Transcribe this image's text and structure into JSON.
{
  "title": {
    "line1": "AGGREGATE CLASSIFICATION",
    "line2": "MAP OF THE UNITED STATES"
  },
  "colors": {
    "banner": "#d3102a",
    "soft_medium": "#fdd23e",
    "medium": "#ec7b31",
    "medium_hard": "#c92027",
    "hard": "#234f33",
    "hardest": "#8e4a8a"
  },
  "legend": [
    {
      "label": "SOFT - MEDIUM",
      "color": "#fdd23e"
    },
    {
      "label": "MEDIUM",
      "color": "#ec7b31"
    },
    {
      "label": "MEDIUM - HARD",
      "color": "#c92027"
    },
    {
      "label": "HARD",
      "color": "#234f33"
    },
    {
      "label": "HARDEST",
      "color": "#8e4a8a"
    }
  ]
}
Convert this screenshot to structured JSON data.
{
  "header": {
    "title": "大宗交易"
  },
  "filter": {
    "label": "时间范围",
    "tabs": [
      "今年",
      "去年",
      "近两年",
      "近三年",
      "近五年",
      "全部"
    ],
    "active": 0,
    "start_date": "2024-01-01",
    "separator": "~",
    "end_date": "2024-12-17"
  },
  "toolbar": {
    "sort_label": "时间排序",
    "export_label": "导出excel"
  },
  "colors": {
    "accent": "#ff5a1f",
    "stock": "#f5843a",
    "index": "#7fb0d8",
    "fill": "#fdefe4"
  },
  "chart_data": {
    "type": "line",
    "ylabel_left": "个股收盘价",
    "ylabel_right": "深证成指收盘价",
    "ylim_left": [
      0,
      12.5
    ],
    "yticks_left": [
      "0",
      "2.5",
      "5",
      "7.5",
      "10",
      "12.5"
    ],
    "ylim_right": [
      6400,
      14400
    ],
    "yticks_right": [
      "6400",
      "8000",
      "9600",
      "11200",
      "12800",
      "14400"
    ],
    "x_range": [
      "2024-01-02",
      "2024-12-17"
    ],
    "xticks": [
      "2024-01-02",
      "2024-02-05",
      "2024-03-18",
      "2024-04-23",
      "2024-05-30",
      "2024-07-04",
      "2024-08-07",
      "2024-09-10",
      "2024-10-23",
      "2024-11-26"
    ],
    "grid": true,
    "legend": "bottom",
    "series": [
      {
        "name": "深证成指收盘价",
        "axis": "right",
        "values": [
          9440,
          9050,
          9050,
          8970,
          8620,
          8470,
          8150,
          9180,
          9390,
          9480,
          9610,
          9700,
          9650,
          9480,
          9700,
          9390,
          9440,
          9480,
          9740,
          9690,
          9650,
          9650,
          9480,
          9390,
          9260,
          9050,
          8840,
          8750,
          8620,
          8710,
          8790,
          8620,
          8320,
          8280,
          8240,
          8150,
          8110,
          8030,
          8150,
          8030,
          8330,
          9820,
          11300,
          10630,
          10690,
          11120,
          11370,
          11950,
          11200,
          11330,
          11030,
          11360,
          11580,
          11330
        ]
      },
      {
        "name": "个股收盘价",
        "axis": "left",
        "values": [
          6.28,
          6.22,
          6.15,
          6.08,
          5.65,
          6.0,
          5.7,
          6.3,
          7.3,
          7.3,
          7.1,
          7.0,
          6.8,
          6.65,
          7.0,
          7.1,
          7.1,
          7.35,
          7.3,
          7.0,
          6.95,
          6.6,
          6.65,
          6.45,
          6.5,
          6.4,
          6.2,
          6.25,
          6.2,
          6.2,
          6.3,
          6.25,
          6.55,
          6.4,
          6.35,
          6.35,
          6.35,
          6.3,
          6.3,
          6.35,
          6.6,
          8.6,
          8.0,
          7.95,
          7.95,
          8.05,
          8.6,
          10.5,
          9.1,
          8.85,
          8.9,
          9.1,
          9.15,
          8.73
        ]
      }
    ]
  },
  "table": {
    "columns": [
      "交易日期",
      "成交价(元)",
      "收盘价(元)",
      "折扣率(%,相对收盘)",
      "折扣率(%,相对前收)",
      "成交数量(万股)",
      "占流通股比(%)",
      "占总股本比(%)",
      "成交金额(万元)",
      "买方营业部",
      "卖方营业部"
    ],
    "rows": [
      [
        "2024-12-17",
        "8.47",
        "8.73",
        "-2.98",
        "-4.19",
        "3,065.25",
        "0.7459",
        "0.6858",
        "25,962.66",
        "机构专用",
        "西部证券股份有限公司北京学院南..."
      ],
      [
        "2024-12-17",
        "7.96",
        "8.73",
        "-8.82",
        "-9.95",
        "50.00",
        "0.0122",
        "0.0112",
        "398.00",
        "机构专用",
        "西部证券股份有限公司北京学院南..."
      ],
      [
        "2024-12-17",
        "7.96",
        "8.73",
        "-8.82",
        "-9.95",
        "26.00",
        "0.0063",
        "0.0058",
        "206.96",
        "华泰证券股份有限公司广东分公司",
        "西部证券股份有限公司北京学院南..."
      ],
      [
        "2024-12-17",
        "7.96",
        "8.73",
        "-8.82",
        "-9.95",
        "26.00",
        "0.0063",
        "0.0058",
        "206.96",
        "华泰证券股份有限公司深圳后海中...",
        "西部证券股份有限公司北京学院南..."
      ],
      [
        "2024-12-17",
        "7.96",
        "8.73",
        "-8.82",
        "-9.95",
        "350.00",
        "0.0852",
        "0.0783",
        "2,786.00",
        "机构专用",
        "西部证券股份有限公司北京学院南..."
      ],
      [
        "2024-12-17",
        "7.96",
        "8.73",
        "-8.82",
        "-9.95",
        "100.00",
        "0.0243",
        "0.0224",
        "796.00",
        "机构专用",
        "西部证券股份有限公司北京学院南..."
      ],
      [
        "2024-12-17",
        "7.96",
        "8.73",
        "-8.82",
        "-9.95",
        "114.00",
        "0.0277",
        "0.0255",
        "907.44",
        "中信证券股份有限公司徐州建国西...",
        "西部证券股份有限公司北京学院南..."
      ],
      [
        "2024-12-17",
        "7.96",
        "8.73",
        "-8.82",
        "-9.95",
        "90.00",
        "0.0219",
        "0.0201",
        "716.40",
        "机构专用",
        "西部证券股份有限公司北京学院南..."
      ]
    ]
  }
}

::::::

**To be done**
Transcribe all of the lines in the records precisely.

**Exercise result**
Transcribe this image's text and structure into JSON.
{
  "title": {
    "line1": "AGGREGATE CLASSIFICATION",
    "line2": "MAP OF THE UNITED STATES"
  },
  "colors": {
    "banner": "#d3102a",
    "soft_medium": "#fdd23e",
    "medium": "#ec7b31",
    "medium_hard": "#c92027",
    "hard": "#234f33",
    "hardest": "#8e4a8a"
  },
  "legend": [
    {
      "label": "SOFT - MEDIUM",
      "color": "#fdd23e"
    },
    {
      "label": "MEDIUM",
      "color": "#ec7b31"
    },
    {
      "label": "MEDIUM - HARD",
      "color": "#c92027"
    },
    {
      "label": "HARD",
      "color": "#234f33"
    },
    {
      "label": "HARDEST",
      "color": "#8e4a8a"
    }
  ]
}
Convert this screenshot to structured JSON data.
{
  "header": {
    "title": "大宗交易"
  },
  "filter": {
    "label": "时间范围",
    "tabs": [
      "今年",
      "去年",
      "近两年",
      "近三年",
      "近五年",
      "全部"
    ],
    "active": 0,
    "start_date": "2024-01-01",
    "separator": "~",
    "end_date": "2024-12-17"
  },
  "toolbar": {
    "sort_label": "时间排序",
    "export_label": "导出excel"
  },
  "colors": {
    "accent": "#ff5a1f",
    "stock": "#f5843a",
    "index": "#7fb0d8",
    "fill": "#fdefe4"
  },
  "chart_data": {
    "type": "line",
    "ylabel_left": "个股收盘价",
    "ylabel_right": "深证成指收盘价",
    "ylim_left": [
      0,
      12.5
    ],
    "yticks_left": [
      "0",
      "2.5",
      "5",
      "7.5",
      "10",
      "12.5"
    ],
    "ylim_right": [
      6400,
      14400
    ],
    "yticks_right": [
      "6400",
      "8000",
      "9600",
      "11200",
      "12800",
      "14400"
    ],
    "x_range": [
      "2024-01-02",
      "2024-12-17"
    ],
    "xticks": [
      "2024-01-02",
      "2024-02-05",
      "2024-03-18",
      "2024-04-23",
      "2024-05-30",
      "2024-07-04",
      "2024-08-07",
      "2024-09-10",
      "2024-10-23",
      "2024-11-26"
    ],
    "grid": true,
    "legend": "bottom",
    "series": [
      {
        "name": "深证成指收盘价",
        "axis": "right",
        "values": [
          9440,
          9050,
          9050,
          8970,
          8620,
          8470,
          8150,
          9180,
          9390,
          9480,
          9610,
          9700,
          9650,
          9480,
          9700,
          9390,
          9440,
          9480,
          9740,
          9690,
          9650,
          9650,
          9480,
          9390,
          9260,
          9050,
          8840,
          8750,
          8620,
          8710,
          8790,
          8620,
          8320,
          8280,
          8240,
          8150,
          8110,
          8030,
          8150,
          8030,
          8330,
          9820,
          11300,
          10630,
          10690,
          11120,
          11370,
          11950,
          11200,
          11330,
          11030,
          11360,
          11580,
          11330
        ]
      },
      {
        "name": "个股收盘价",
        "axis": "left",
        "values": [
          6.28,
          6.22,
          6.15,
          6.08,
          5.65,
          6.0,
          5.7,
          6.3,
          7.3,
          7.3,
          7.1,
          7.0,
          6.8,
          6.65,
          7.0,
          7.1,
          7.1,
          7.35,
          7.3,
          7.0,
          6.95,
          6.6,
          6.65,
          6.45,
          6.5,
          6.4,
          6.2,
          6.25,
          6.2,
          6.2,
          6.3,
          6.25,
          6.55,
          6.4,
          6.35,
          6.35,
          6.35,
          6.3,
          6.3,
          6.35,
          6.6,
          8.6,
          8.0,
          7.95,
          7.95,
          8.05,
          8.6,
          10.5,
          9.1,
          8.85,
          8.9,
          9.1,
          9.15,
          8.73
        ]
      }
    ]
  },
  "table": {
    "columns": [
      "交易日期",
      "成交价(元)",
      "收盘价(元)",
      "折扣率(%,相对收盘)",
      "折扣率(%,相对前收)",
      "成交数量(万股)",
      "占流通股比(%)",
      "占总股本比(%)",
      "成交金额(万元)",
      "买方营业部",
      "卖方营业部"
    ],
    "rows": [
      [
        "2024-12-17",
        "8.47",
        "8.73",
        "-2.98",
        "-4.19",
        "3,065.25",
        "0.7459",
        "0.6858",
        "25,962.66",
        "机构专用",
        "西部证券股份有限公司北京学院南..."
      ],
      [
        "2024-12-17",
        "7.96",
        "8.73",
        "-8.82",
        "-9.95",
        "50.00",
        "0.0122",
        "0.0112",
        "398.00",
        "机构专用",
        "西部证券股份有限公司北京学院南..."
      ],
      [
        "2024-12-17",
        "7.96",
        "8.73",
        "-8.82",
        "-9.95",
        "26.00",
        "0.0063",
        "0.0058",
        "206.96",
        "华泰证券股份有限公司广东分公司",
        "西部证券股份有限公司北京学院南..."
      ],
      [
        "2024-12-17",
        "7.96",
        "8.73",
        "-8.82",
        "-9.95",
        "26.00",
        "0.0063",
        "0.0058",
        "206.96",
        "华泰证券股份有限公司深圳后海中...",
        "西部证券股份有限公司北京学院南..."
      ],
      [
        "2024-12-17",
        "7.96",
        "8.73",
        "-8.82",
        "-9.95",
        "350.00",
        "0.0852",
        "0.0783",
        "2,786.00",
        "机构专用",
        "西部证券股份有限公司北京学院南..."
      ],
      [
        "2024-12-17",
        "7.96",
        "8.73",
        "-8.82",
        "-9.95",
        "100.00",
        "0.0243",
        "0.0224",
        "796.00",
        "机构专用",
        "西部证券股份有限公司北京学院南..."
      ],
      [
        "2024-12-17",
        "7.96",
        "8.73",
        "-8.82",
        "-9.95",
        "114.00",
        "0.0277",
        "0.0255",
        "907.44",
        "中信证券股份有限公司徐州建国西...",
        "西部证券股份有限公司北京学院南..."
      ],
      [
        "2024-12-17",
        "7.96",
        "8.73",
        "-8.82",
        "-9.95",
        "90.00",
        "0.0219",
        "0.0201",
        "716.40",
        "机构专用",
        "西部证券股份有限公司北京学院南..."
      ]
    ]
  }
}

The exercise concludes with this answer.